**Task directions**
Find the lines that contain the word "title" and copy each one.

----------

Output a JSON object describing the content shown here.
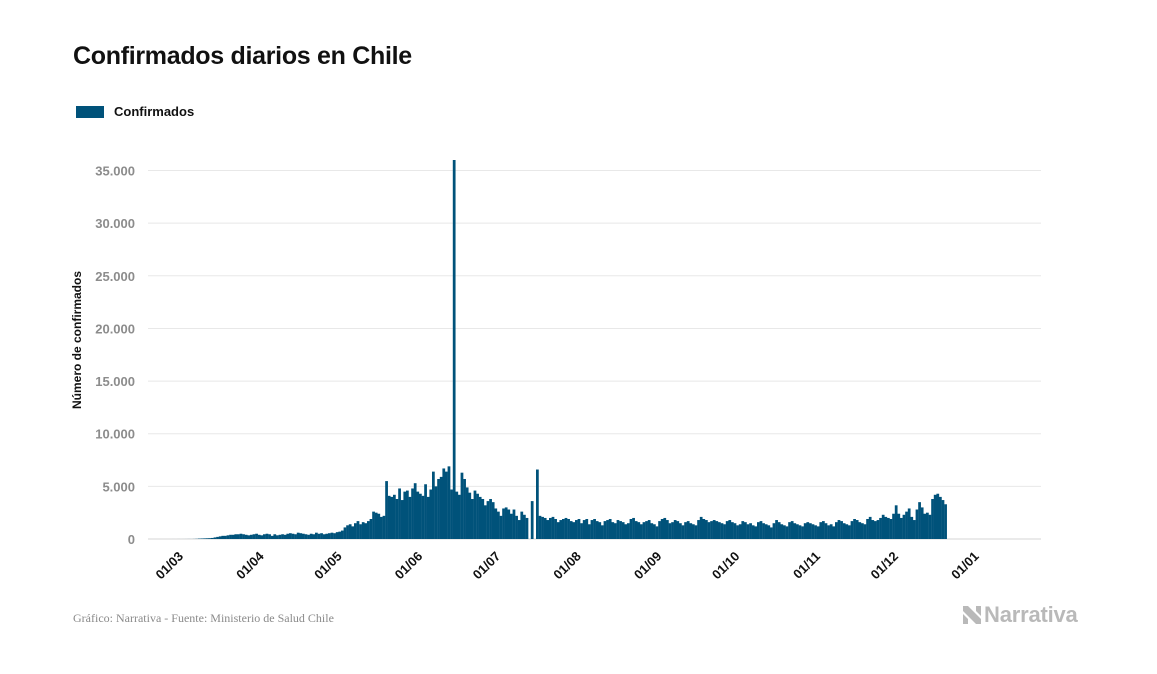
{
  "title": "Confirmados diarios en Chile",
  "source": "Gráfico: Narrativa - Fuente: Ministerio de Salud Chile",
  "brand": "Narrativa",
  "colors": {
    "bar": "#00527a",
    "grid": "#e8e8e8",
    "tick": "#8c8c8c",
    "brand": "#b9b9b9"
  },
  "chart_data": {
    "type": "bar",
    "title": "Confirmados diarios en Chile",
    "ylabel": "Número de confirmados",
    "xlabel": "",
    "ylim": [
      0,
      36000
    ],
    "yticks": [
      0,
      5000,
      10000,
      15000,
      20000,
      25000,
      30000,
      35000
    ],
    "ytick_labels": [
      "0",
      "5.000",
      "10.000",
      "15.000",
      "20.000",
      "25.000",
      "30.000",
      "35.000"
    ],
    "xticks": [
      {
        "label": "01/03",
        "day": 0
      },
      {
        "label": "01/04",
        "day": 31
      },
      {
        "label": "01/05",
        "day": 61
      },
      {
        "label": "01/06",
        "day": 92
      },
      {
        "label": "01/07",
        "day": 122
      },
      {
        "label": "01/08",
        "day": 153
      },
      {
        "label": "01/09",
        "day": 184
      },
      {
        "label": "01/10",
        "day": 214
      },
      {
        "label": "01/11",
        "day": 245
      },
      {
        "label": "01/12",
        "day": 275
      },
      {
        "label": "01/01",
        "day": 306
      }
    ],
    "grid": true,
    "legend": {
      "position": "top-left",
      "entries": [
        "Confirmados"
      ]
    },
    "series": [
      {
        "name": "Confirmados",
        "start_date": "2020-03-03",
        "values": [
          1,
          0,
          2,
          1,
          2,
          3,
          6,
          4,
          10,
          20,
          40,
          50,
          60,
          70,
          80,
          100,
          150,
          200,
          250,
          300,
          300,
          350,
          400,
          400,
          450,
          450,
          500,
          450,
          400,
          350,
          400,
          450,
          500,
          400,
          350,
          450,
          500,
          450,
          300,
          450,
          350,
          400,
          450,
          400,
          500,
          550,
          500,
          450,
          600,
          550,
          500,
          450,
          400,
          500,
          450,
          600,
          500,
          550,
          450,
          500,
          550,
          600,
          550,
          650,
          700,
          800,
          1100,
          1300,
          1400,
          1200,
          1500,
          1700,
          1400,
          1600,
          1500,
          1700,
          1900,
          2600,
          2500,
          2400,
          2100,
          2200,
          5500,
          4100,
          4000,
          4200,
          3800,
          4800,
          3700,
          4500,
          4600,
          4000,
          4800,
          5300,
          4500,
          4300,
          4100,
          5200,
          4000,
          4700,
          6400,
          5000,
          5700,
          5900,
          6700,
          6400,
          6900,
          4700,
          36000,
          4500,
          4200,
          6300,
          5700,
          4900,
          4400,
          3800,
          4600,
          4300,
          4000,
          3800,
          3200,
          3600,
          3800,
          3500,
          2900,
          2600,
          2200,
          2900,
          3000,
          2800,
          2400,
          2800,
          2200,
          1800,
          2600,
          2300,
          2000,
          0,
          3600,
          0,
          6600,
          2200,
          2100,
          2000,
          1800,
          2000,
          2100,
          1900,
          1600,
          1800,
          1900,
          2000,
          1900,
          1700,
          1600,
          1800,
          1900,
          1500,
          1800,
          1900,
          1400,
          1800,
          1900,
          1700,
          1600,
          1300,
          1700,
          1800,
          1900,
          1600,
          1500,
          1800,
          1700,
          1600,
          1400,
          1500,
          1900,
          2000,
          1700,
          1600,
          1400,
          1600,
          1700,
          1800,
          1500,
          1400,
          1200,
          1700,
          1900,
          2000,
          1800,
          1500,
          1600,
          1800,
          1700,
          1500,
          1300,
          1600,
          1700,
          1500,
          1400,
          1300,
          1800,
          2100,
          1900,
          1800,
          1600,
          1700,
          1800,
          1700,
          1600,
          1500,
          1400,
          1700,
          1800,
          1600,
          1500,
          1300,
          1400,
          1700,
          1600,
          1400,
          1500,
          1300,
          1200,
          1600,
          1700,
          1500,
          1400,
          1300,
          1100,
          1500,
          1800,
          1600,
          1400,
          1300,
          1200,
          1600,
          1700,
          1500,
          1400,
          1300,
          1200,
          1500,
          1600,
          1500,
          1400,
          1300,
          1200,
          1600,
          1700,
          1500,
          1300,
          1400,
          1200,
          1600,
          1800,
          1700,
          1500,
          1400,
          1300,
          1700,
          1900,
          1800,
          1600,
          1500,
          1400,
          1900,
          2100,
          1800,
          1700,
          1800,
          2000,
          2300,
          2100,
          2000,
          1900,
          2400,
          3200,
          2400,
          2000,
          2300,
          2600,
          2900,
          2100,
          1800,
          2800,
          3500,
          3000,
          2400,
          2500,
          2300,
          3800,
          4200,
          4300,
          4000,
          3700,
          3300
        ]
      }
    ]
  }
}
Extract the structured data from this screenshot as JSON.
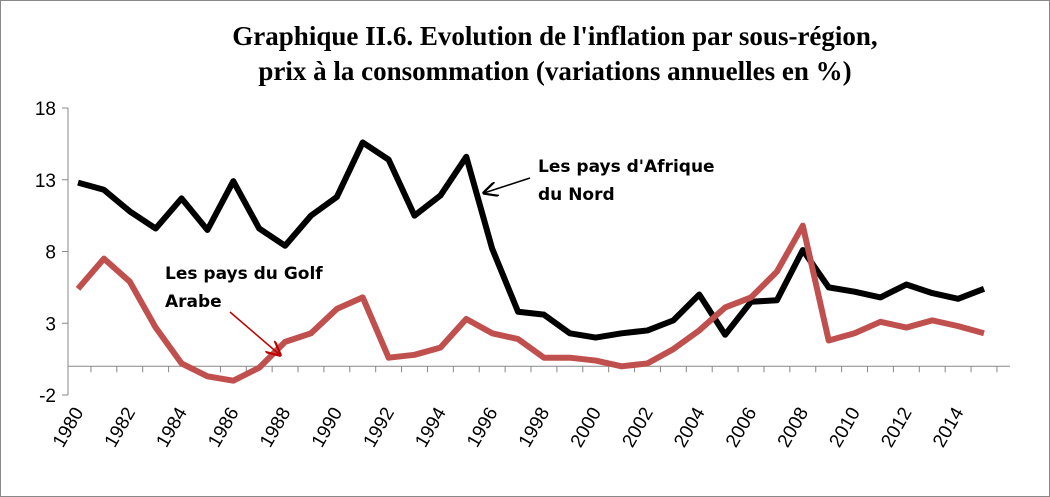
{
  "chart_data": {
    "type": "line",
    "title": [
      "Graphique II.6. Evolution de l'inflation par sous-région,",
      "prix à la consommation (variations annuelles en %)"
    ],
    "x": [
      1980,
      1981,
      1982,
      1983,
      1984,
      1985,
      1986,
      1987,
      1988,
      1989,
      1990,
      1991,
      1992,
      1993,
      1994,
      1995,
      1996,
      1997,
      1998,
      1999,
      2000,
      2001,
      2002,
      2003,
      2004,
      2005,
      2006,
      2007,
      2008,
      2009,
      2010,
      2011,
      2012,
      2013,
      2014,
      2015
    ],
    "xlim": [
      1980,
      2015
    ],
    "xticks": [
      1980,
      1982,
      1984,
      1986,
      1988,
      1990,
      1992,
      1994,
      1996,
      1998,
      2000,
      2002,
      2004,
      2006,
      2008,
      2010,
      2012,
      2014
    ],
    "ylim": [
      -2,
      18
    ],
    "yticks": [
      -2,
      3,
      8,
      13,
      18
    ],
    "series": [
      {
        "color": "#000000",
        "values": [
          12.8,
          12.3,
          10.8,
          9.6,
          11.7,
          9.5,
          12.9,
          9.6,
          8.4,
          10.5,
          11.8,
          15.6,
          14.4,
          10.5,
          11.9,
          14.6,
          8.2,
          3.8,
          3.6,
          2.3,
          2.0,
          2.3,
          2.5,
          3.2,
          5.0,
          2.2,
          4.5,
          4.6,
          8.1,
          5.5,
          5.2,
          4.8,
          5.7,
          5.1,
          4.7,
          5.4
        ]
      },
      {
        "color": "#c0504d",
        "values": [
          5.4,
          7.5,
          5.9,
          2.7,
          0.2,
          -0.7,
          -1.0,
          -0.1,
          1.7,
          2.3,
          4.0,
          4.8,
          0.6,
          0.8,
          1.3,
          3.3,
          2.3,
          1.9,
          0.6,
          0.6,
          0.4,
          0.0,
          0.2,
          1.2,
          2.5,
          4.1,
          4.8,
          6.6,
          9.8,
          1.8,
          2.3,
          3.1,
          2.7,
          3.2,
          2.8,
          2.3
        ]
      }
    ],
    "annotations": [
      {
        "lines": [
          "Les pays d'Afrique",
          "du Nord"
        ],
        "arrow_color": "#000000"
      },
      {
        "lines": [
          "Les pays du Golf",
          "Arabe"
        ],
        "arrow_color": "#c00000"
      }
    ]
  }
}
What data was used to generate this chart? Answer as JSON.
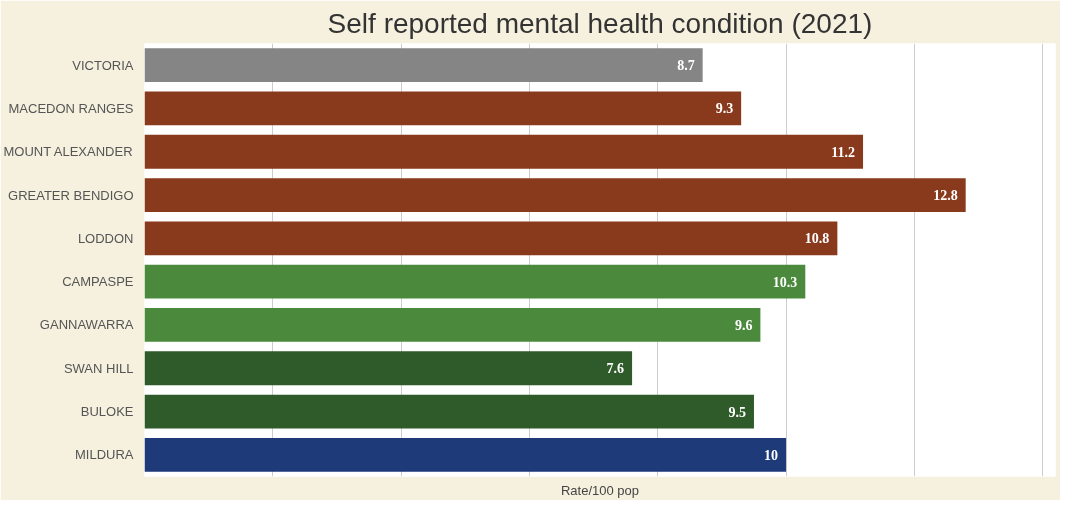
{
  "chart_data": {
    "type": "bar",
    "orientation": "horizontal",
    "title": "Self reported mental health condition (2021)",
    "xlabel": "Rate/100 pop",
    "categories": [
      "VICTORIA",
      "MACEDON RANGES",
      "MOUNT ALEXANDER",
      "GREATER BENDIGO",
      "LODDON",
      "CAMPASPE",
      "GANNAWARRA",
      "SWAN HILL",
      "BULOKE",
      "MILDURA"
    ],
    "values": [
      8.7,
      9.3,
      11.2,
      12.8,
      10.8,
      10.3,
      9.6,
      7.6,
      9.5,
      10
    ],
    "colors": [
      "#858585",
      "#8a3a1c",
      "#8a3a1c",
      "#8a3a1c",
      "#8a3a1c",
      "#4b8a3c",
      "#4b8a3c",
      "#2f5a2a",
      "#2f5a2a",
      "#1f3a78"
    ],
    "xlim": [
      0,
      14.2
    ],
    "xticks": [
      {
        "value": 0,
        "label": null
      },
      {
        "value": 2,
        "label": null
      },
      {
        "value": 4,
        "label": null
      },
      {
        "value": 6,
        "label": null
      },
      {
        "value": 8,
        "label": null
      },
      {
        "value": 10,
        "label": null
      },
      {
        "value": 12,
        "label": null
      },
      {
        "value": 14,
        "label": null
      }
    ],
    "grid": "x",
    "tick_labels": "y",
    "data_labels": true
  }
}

----------

**Written answer**
  "title": "Confirmados diarios en Chile",
    "title": "Confirmados diarios en Chile",
    "title": [
    "title": "Self reported mental health condition (2021)",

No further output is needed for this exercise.